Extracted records
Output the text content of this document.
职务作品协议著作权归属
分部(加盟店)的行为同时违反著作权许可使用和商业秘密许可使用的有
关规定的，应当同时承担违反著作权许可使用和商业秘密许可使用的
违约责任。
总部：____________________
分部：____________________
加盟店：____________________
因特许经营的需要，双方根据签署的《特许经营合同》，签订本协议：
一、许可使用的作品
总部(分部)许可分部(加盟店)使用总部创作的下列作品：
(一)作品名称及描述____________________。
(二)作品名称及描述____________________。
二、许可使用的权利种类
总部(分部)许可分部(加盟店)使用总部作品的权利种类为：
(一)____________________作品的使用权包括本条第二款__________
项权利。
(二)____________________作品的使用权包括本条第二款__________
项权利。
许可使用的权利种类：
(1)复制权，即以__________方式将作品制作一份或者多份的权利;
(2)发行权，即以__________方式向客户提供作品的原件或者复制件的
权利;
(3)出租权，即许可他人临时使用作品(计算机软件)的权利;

---

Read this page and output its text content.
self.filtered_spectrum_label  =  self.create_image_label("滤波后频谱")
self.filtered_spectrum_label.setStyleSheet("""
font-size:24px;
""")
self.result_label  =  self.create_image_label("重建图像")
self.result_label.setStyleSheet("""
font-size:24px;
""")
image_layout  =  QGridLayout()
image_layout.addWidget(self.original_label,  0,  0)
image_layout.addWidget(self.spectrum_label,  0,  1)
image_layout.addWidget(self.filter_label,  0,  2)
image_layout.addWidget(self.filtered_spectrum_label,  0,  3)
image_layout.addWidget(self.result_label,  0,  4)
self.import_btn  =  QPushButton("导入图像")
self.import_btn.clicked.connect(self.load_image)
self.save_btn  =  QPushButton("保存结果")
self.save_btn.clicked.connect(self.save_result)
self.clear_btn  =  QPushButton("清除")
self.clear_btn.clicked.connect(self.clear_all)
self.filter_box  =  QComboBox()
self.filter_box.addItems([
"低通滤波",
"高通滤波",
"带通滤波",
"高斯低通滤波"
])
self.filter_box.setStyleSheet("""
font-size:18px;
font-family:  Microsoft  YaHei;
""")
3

---

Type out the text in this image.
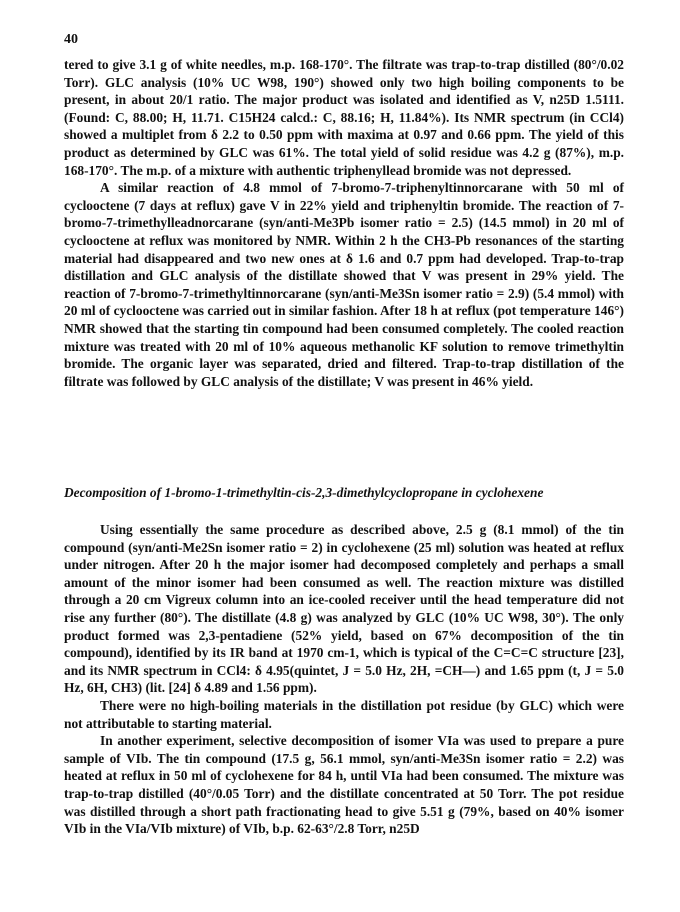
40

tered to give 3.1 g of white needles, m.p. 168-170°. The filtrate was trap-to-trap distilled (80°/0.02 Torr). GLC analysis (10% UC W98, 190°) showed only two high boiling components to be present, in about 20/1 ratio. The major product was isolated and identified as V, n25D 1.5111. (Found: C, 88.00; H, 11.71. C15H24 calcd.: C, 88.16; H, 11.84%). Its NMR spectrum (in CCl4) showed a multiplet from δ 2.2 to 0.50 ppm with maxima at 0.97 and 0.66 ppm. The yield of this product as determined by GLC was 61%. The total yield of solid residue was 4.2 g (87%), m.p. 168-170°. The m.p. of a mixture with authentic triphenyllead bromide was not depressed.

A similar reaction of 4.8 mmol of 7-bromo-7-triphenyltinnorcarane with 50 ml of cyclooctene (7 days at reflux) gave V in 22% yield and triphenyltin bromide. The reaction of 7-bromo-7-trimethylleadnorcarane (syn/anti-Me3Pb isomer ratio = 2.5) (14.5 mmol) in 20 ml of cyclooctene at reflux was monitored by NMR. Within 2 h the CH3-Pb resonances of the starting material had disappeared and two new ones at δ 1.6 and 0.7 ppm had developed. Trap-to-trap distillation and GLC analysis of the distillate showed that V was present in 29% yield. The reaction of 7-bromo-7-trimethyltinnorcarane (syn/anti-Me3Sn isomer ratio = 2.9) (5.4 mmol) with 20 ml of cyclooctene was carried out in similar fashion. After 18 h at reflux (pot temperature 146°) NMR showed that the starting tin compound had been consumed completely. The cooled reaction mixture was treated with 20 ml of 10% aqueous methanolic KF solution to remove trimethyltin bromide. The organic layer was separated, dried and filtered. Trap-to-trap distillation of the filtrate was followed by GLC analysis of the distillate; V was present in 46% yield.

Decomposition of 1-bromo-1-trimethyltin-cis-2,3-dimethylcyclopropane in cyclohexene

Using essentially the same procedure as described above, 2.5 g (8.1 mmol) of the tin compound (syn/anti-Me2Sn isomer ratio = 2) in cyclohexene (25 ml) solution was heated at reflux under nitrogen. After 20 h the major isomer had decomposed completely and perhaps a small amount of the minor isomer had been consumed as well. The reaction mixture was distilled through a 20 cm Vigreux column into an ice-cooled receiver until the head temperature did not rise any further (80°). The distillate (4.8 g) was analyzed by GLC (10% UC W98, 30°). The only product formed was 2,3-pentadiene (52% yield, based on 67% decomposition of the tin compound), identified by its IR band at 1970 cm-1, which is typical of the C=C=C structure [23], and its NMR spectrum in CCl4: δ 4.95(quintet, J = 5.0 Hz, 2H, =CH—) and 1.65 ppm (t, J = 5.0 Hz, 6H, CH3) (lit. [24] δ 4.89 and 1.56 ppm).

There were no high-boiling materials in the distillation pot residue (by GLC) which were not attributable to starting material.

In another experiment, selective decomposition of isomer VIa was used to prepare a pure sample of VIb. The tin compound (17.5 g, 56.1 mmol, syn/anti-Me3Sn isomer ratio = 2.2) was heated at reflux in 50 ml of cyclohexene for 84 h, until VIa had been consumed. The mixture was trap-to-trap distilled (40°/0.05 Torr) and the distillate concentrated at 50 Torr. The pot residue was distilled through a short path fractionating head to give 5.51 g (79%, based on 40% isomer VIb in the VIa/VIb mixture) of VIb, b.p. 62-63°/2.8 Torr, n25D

## EXERCISE REQUIREMENTS
Count how many lines above contain the word "addWidget". Reply with the number alone.

## CORRECT RESPONSE
5